"""

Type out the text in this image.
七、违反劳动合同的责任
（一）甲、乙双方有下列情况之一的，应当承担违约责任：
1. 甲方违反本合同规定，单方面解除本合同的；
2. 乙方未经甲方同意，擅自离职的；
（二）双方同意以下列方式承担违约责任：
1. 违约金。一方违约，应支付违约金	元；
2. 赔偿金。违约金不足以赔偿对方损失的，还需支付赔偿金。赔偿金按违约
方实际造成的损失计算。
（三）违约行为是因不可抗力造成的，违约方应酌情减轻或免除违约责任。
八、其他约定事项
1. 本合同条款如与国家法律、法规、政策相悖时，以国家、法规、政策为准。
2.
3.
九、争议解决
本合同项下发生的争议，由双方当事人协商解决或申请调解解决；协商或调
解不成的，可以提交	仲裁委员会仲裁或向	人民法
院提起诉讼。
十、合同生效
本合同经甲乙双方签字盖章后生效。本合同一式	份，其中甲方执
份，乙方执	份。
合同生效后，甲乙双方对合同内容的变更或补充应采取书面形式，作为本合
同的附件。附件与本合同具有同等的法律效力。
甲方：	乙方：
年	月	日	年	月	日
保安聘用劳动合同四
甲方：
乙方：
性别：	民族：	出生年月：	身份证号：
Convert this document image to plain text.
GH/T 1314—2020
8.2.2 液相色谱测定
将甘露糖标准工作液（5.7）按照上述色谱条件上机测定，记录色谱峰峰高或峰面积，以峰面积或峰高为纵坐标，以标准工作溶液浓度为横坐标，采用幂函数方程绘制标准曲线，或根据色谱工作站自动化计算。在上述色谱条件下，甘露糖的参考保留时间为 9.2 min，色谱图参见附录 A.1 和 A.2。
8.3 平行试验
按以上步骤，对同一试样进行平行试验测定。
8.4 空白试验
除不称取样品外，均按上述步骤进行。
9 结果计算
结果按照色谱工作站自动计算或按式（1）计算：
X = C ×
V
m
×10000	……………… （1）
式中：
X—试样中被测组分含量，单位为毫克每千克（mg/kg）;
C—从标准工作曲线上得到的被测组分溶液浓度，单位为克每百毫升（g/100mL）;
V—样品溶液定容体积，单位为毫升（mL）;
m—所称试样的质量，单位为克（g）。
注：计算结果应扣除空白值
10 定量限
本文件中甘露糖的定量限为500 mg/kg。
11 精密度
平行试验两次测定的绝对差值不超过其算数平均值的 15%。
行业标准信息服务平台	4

"""

GIVEN INSTRUCTION:
Retype every entry above, word for word.

SOLUTION FOR THIS TASK:
Type out the text in this image.
七、违反劳动合同的责任
（一）甲、乙双方有下列情况之一的，应当承担违约责任：
1. 甲方违反本合同规定，单方面解除本合同的；
2. 乙方未经甲方同意，擅自离职的；
（二）双方同意以下列方式承担违约责任：
1. 违约金。一方违约，应支付违约金	元；
2. 赔偿金。违约金不足以赔偿对方损失的，还需支付赔偿金。赔偿金按违约
方实际造成的损失计算。
（三）违约行为是因不可抗力造成的，违约方应酌情减轻或免除违约责任。
八、其他约定事项
1. 本合同条款如与国家法律、法规、政策相悖时，以国家、法规、政策为准。
2.
3.
九、争议解决
本合同项下发生的争议，由双方当事人协商解决或申请调解解决；协商或调
解不成的，可以提交	仲裁委员会仲裁或向	人民法
院提起诉讼。
十、合同生效
本合同经甲乙双方签字盖章后生效。本合同一式	份，其中甲方执
份，乙方执	份。
合同生效后，甲乙双方对合同内容的变更或补充应采取书面形式，作为本合
同的附件。附件与本合同具有同等的法律效力。
甲方：	乙方：
年	月	日	年	月	日
保安聘用劳动合同四
甲方：
乙方：
性别：	民族：	出生年月：	身份证号：
Convert this document image to plain text.
GH/T 1314—2020
8.2.2 液相色谱测定
将甘露糖标准工作液（5.7）按照上述色谱条件上机测定，记录色谱峰峰高或峰面积，以峰面积或峰高为纵坐标，以标准工作溶液浓度为横坐标，采用幂函数方程绘制标准曲线，或根据色谱工作站自动化计算。在上述色谱条件下，甘露糖的参考保留时间为 9.2 min，色谱图参见附录 A.1 和 A.2。
8.3 平行试验
按以上步骤，对同一试样进行平行试验测定。
8.4 空白试验
除不称取样品外，均按上述步骤进行。
9 结果计算
结果按照色谱工作站自动计算或按式（1）计算：
X = C ×
V
m
×10000	……………… （1）
式中：
X—试样中被测组分含量，单位为毫克每千克（mg/kg）;
C—从标准工作曲线上得到的被测组分溶液浓度，单位为克每百毫升（g/100mL）;
V—样品溶液定容体积，单位为毫升（mL）;
m—所称试样的质量，单位为克（g）。
注：计算结果应扣除空白值
10 定量限
本文件中甘露糖的定量限为500 mg/kg。
11 精密度
平行试验两次测定的绝对差值不超过其算数平均值的 15%。
行业标准信息服务平台	4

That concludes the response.